» **GIVEN TASK**: Print all records exactly, leaving nothing out.

(Dataset items)
• • •
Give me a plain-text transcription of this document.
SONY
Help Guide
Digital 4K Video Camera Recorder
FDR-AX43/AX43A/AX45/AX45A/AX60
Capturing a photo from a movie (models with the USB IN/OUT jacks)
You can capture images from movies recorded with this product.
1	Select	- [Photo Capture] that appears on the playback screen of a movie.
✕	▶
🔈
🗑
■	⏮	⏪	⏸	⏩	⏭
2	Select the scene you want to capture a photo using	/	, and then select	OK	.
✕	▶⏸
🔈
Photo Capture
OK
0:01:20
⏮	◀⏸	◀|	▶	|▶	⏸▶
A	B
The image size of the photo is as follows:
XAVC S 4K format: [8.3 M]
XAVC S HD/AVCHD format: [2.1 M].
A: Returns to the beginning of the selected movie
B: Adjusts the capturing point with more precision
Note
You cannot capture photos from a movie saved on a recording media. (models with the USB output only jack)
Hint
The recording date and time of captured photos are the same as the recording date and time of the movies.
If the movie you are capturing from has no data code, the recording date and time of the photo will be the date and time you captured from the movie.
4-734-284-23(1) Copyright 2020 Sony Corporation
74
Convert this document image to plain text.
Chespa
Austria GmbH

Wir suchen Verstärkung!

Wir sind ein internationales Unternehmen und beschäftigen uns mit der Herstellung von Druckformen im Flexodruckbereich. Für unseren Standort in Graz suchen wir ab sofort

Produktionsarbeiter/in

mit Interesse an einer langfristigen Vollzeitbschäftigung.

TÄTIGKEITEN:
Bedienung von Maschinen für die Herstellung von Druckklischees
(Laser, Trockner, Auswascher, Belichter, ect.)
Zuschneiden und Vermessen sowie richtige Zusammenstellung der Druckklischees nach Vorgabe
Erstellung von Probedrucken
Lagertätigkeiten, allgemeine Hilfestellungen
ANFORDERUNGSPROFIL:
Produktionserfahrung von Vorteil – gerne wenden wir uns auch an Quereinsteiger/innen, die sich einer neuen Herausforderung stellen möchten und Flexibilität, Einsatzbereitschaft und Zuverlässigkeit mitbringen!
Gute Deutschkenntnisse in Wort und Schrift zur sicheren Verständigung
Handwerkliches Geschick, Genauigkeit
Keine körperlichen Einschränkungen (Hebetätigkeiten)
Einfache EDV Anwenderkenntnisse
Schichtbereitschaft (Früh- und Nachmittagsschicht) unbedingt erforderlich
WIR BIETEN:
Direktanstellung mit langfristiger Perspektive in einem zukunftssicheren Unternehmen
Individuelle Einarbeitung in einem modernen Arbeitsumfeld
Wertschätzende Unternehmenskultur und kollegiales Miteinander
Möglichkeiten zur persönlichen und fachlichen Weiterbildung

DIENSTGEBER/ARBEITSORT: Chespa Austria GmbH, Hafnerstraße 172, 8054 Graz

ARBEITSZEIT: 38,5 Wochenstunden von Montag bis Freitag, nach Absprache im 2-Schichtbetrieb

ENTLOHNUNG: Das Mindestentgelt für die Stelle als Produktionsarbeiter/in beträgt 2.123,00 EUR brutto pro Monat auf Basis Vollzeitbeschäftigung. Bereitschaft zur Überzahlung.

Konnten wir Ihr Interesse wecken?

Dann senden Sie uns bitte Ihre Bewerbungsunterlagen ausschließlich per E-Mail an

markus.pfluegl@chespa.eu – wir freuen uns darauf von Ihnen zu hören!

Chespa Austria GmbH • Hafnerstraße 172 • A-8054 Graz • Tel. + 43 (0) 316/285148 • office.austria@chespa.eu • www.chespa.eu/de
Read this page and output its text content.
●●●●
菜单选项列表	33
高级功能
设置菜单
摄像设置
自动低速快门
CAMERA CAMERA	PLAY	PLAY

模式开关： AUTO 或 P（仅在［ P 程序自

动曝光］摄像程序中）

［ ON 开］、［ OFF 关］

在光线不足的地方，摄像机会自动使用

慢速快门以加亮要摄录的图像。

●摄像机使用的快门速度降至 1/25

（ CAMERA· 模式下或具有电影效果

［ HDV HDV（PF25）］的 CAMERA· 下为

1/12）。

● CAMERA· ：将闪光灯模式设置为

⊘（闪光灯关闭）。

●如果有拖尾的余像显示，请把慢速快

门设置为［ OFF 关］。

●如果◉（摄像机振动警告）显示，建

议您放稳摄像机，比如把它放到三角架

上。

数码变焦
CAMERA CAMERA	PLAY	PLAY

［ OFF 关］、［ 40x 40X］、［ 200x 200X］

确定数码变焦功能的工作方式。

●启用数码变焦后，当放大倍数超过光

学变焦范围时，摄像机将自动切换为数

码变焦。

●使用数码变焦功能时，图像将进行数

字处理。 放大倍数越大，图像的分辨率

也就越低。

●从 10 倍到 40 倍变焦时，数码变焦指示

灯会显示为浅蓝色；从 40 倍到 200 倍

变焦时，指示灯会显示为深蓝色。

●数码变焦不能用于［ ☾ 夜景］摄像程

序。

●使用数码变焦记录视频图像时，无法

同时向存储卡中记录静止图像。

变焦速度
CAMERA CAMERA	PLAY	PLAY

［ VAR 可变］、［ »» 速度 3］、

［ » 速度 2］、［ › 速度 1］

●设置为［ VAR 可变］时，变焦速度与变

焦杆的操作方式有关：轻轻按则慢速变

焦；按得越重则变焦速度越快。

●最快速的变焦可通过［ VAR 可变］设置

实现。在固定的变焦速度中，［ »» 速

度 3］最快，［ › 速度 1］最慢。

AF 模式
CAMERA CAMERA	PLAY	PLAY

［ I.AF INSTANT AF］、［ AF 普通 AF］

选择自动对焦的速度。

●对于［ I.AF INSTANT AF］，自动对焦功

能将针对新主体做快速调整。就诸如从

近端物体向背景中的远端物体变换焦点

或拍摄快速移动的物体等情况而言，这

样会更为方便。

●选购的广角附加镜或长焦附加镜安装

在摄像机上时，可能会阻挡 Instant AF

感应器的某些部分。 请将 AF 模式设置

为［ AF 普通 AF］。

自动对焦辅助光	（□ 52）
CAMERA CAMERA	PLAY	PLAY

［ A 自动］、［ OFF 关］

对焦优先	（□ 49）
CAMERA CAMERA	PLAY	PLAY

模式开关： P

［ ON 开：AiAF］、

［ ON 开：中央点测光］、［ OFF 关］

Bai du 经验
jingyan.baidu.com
• • •
» **OUTPUT OF THE TASK**:
Give me a plain-text transcription of this document.
SONY
Help Guide
Digital 4K Video Camera Recorder
FDR-AX43/AX43A/AX45/AX45A/AX60
Capturing a photo from a movie (models with the USB IN/OUT jacks)
You can capture images from movies recorded with this product.
1	Select	- [Photo Capture] that appears on the playback screen of a movie.
✕	▶
🔈
🗑
■	⏮	⏪	⏸	⏩	⏭
2	Select the scene you want to capture a photo using	/	, and then select	OK	.
✕	▶⏸
🔈
Photo Capture
OK
0:01:20
⏮	◀⏸	◀|	▶	|▶	⏸▶
A	B
The image size of the photo is as follows:
XAVC S 4K format: [8.3 M]
XAVC S HD/AVCHD format: [2.1 M].
A: Returns to the beginning of the selected movie
B: Adjusts the capturing point with more precision
Note
You cannot capture photos from a movie saved on a recording media. (models with the USB output only jack)
Hint
The recording date and time of captured photos are the same as the recording date and time of the movies.
If the movie you are capturing from has no data code, the recording date and time of the photo will be the date and time you captured from the movie.
4-734-284-23(1) Copyright 2020 Sony Corporation
74
Convert this document image to plain text.
Chespa
Austria GmbH

Wir suchen Verstärkung!

Wir sind ein internationales Unternehmen und beschäftigen uns mit der Herstellung von Druckformen im Flexodruckbereich. Für unseren Standort in Graz suchen wir ab sofort

Produktionsarbeiter/in

mit Interesse an einer langfristigen Vollzeitbschäftigung.

TÄTIGKEITEN:
Bedienung von Maschinen für die Herstellung von Druckklischees
(Laser, Trockner, Auswascher, Belichter, ect.)
Zuschneiden und Vermessen sowie richtige Zusammenstellung der Druckklischees nach Vorgabe
Erstellung von Probedrucken
Lagertätigkeiten, allgemeine Hilfestellungen
ANFORDERUNGSPROFIL:
Produktionserfahrung von Vorteil – gerne wenden wir uns auch an Quereinsteiger/innen, die sich einer neuen Herausforderung stellen möchten und Flexibilität, Einsatzbereitschaft und Zuverlässigkeit mitbringen!
Gute Deutschkenntnisse in Wort und Schrift zur sicheren Verständigung
Handwerkliches Geschick, Genauigkeit
Keine körperlichen Einschränkungen (Hebetätigkeiten)
Einfache EDV Anwenderkenntnisse
Schichtbereitschaft (Früh- und Nachmittagsschicht) unbedingt erforderlich
WIR BIETEN:
Direktanstellung mit langfristiger Perspektive in einem zukunftssicheren Unternehmen
Individuelle Einarbeitung in einem modernen Arbeitsumfeld
Wertschätzende Unternehmenskultur und kollegiales Miteinander
Möglichkeiten zur persönlichen und fachlichen Weiterbildung

DIENSTGEBER/ARBEITSORT: Chespa Austria GmbH, Hafnerstraße 172, 8054 Graz

ARBEITSZEIT: 38,5 Wochenstunden von Montag bis Freitag, nach Absprache im 2-Schichtbetrieb

ENTLOHNUNG: Das Mindestentgelt für die Stelle als Produktionsarbeiter/in beträgt 2.123,00 EUR brutto pro Monat auf Basis Vollzeitbeschäftigung. Bereitschaft zur Überzahlung.

Konnten wir Ihr Interesse wecken?

Dann senden Sie uns bitte Ihre Bewerbungsunterlagen ausschließlich per E-Mail an

markus.pfluegl@chespa.eu – wir freuen uns darauf von Ihnen zu hören!

Chespa Austria GmbH • Hafnerstraße 172 • A-8054 Graz • Tel. + 43 (0) 316/285148 • office.austria@chespa.eu • www.chespa.eu/de
Read this page and output its text content.
●●●●
菜单选项列表	33
高级功能
设置菜单
摄像设置
自动低速快门
CAMERA CAMERA	PLAY	PLAY

模式开关： AUTO 或 P（仅在［ P 程序自

动曝光］摄像程序中）

［ ON 开］、［ OFF 关］

在光线不足的地方，摄像机会自动使用

慢速快门以加亮要摄录的图像。

●摄像机使用的快门速度降至 1/25

（ CAMERA· 模式下或具有电影效果

［ HDV HDV（PF25）］的 CAMERA· 下为

1/12）。

● CAMERA· ：将闪光灯模式设置为

⊘（闪光灯关闭）。

●如果有拖尾的余像显示，请把慢速快

门设置为［ OFF 关］。

●如果◉（摄像机振动警告）显示，建

议您放稳摄像机，比如把它放到三角架

上。

数码变焦
CAMERA CAMERA	PLAY	PLAY

［ OFF 关］、［ 40x 40X］、［ 200x 200X］

确定数码变焦功能的工作方式。

●启用数码变焦后，当放大倍数超过光

学变焦范围时，摄像机将自动切换为数

码变焦。

●使用数码变焦功能时，图像将进行数

字处理。 放大倍数越大，图像的分辨率

也就越低。

●从 10 倍到 40 倍变焦时，数码变焦指示

灯会显示为浅蓝色；从 40 倍到 200 倍

变焦时，指示灯会显示为深蓝色。

●数码变焦不能用于［ ☾ 夜景］摄像程

序。

●使用数码变焦记录视频图像时，无法

同时向存储卡中记录静止图像。

变焦速度
CAMERA CAMERA	PLAY	PLAY

［ VAR 可变］、［ »» 速度 3］、

［ » 速度 2］、［ › 速度 1］

●设置为［ VAR 可变］时，变焦速度与变

焦杆的操作方式有关：轻轻按则慢速变

焦；按得越重则变焦速度越快。

●最快速的变焦可通过［ VAR 可变］设置

实现。在固定的变焦速度中，［ »» 速

度 3］最快，［ › 速度 1］最慢。

AF 模式
CAMERA CAMERA	PLAY	PLAY

［ I.AF INSTANT AF］、［ AF 普通 AF］

选择自动对焦的速度。

●对于［ I.AF INSTANT AF］，自动对焦功

能将针对新主体做快速调整。就诸如从

近端物体向背景中的远端物体变换焦点

或拍摄快速移动的物体等情况而言，这

样会更为方便。

●选购的广角附加镜或长焦附加镜安装

在摄像机上时，可能会阻挡 Instant AF

感应器的某些部分。 请将 AF 模式设置

为［ AF 普通 AF］。

自动对焦辅助光	（□ 52）
CAMERA CAMERA	PLAY	PLAY

［ A 自动］、［ OFF 关］

对焦优先	（□ 49）
CAMERA CAMERA	PLAY	PLAY

模式开关： P

［ ON 开：AiAF］、

［ ON 开：中央点测光］、［ OFF 关］

Bai du 经验
jingyan.baidu.com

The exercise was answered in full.